Material for the task
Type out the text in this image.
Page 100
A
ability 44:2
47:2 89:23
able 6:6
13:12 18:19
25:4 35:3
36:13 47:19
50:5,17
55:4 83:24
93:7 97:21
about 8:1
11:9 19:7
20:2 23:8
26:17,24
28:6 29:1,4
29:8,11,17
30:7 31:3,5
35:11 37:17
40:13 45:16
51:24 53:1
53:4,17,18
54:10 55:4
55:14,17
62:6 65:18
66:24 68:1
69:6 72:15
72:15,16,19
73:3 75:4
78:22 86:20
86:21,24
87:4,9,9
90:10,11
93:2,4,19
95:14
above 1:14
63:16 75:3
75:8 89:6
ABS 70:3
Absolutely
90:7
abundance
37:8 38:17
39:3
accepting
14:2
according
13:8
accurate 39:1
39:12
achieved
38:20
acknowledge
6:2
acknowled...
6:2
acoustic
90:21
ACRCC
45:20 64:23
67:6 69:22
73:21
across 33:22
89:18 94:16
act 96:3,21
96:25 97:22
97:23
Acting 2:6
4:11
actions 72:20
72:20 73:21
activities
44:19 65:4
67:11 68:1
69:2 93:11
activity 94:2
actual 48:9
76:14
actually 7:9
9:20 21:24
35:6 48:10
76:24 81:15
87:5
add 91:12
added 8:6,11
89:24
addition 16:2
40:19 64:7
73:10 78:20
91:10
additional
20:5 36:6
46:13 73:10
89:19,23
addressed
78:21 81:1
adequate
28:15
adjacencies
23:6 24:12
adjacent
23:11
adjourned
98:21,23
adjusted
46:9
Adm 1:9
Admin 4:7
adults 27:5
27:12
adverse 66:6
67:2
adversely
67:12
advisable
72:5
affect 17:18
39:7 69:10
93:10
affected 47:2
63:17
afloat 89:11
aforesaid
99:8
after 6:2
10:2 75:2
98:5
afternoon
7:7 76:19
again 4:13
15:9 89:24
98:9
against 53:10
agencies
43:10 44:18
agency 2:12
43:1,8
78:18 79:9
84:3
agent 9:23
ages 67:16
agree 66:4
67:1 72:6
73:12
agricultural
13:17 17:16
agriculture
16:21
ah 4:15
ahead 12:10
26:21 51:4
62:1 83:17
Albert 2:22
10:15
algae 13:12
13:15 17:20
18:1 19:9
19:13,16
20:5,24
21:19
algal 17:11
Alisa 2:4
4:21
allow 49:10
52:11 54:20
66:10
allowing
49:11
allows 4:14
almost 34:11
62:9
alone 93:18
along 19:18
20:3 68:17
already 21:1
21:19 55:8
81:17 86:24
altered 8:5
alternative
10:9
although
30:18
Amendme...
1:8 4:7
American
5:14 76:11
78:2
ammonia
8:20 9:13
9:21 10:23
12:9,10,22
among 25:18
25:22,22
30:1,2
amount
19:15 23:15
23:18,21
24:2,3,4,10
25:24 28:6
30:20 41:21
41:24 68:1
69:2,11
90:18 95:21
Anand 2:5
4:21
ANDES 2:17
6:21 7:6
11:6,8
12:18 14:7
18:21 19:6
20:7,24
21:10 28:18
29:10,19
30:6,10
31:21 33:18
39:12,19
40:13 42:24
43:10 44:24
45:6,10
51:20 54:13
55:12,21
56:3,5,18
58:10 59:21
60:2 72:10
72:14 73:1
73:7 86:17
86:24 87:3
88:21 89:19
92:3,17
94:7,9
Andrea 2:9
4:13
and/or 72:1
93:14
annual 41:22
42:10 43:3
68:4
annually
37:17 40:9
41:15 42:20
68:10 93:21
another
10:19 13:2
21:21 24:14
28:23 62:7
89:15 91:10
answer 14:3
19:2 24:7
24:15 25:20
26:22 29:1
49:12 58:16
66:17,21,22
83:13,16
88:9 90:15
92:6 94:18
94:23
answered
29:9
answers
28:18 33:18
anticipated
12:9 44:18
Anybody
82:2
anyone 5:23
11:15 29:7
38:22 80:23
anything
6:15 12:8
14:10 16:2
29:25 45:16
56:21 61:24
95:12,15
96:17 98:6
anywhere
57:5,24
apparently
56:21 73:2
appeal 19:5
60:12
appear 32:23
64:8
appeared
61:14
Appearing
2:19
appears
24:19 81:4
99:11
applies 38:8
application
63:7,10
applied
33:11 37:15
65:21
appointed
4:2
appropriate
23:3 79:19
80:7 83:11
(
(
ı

Given problem
Write the data out again in full and exactly.

Output of the exercise
Type out the text in this image.
Page 100
A
ability 44:2
47:2 89:23
able 6:6
13:12 18:19
25:4 35:3
36:13 47:19
50:5,17
55:4 83:24
93:7 97:21
about 8:1
11:9 19:7
20:2 23:8
26:17,24
28:6 29:1,4
29:8,11,17
30:7 31:3,5
35:11 37:17
40:13 45:16
51:24 53:1
53:4,17,18
54:10 55:4
55:14,17
62:6 65:18
66:24 68:1
69:6 72:15
72:15,16,19
73:3 75:4
78:22 86:20
86:21,24
87:4,9,9
90:10,11
93:2,4,19
95:14
above 1:14
63:16 75:3
75:8 89:6
ABS 70:3
Absolutely
90:7
abundance
37:8 38:17
39:3
accepting
14:2
according
13:8
accurate 39:1
39:12
achieved
38:20
acknowledge
6:2
acknowled...
6:2
acoustic
90:21
ACRCC
45:20 64:23
67:6 69:22
73:21
across 33:22
89:18 94:16
act 96:3,21
96:25 97:22
97:23
Acting 2:6
4:11
actions 72:20
72:20 73:21
activities
44:19 65:4
67:11 68:1
69:2 93:11
activity 94:2
actual 48:9
76:14
actually 7:9
9:20 21:24
35:6 48:10
76:24 81:15
87:5
add 91:12
added 8:6,11
89:24
addition 16:2
40:19 64:7
73:10 78:20
91:10
additional
20:5 36:6
46:13 73:10
89:19,23
addressed
78:21 81:1
adequate
28:15
adjacencies
23:6 24:12
adjacent
23:11
adjourned
98:21,23
adjusted
46:9
Adm 1:9
Admin 4:7
adults 27:5
27:12
adverse 66:6
67:2
adversely
67:12
advisable
72:5
affect 17:18
39:7 69:10
93:10
affected 47:2
63:17
afloat 89:11
aforesaid
99:8
after 6:2
10:2 75:2
98:5
afternoon
7:7 76:19
again 4:13
15:9 89:24
98:9
against 53:10
agencies
43:10 44:18
agency 2:12
43:1,8
78:18 79:9
84:3
agent 9:23
ages 67:16
agree 66:4
67:1 72:6
73:12
agricultural
13:17 17:16
agriculture
16:21
ah 4:15
ahead 12:10
26:21 51:4
62:1 83:17
Albert 2:22
10:15
algae 13:12
13:15 17:20
18:1 19:9
19:13,16
20:5,24
21:19
algal 17:11
Alisa 2:4
4:21
allow 49:10
52:11 54:20
66:10
allowing
49:11
allows 4:14
almost 34:11
62:9
alone 93:18
along 19:18
20:3 68:17
already 21:1
21:19 55:8
81:17 86:24
altered 8:5
alternative
10:9
although
30:18
Amendme...
1:8 4:7
American
5:14 76:11
78:2
ammonia
8:20 9:13
9:21 10:23
12:9,10,22
among 25:18
25:22,22
30:1,2
amount
19:15 23:15
23:18,21
24:2,3,4,10
25:24 28:6
30:20 41:21
41:24 68:1
69:2,11
90:18 95:21
Anand 2:5
4:21
ANDES 2:17
6:21 7:6
11:6,8
12:18 14:7
18:21 19:6
20:7,24
21:10 28:18
29:10,19
30:6,10
31:21 33:18
39:12,19
40:13 42:24
43:10 44:24
45:6,10
51:20 54:13
55:12,21
56:3,5,18
58:10 59:21
60:2 72:10
72:14 73:1
73:7 86:17
86:24 87:3
88:21 89:19
92:3,17
94:7,9
Andrea 2:9
4:13
and/or 72:1
93:14
annual 41:22
42:10 43:3
68:4
annually
37:17 40:9
41:15 42:20
68:10 93:21
another
10:19 13:2
21:21 24:14
28:23 62:7
89:15 91:10
answer 14:3
19:2 24:7
24:15 25:20
26:22 29:1
49:12 58:16
66:17,21,22
83:13,16
88:9 90:15
92:6 94:18
94:23
answered
29:9
answers
28:18 33:18
anticipated
12:9 44:18
Anybody
82:2
anyone 5:23
11:15 29:7
38:22 80:23
anything
6:15 12:8
14:10 16:2
29:25 45:16
56:21 61:24
95:12,15
96:17 98:6
anywhere
57:5,24
apparently
56:21 73:2
appeal 19:5
60:12
appear 32:23
64:8
appeared
61:14
Appearing
2:19
appears
24:19 81:4
99:11
applies 38:8
application
63:7,10
applied
33:11 37:15
65:21
appointed
4:2
appropriate
23:3 79:19
80:7 83:11
(
(
ı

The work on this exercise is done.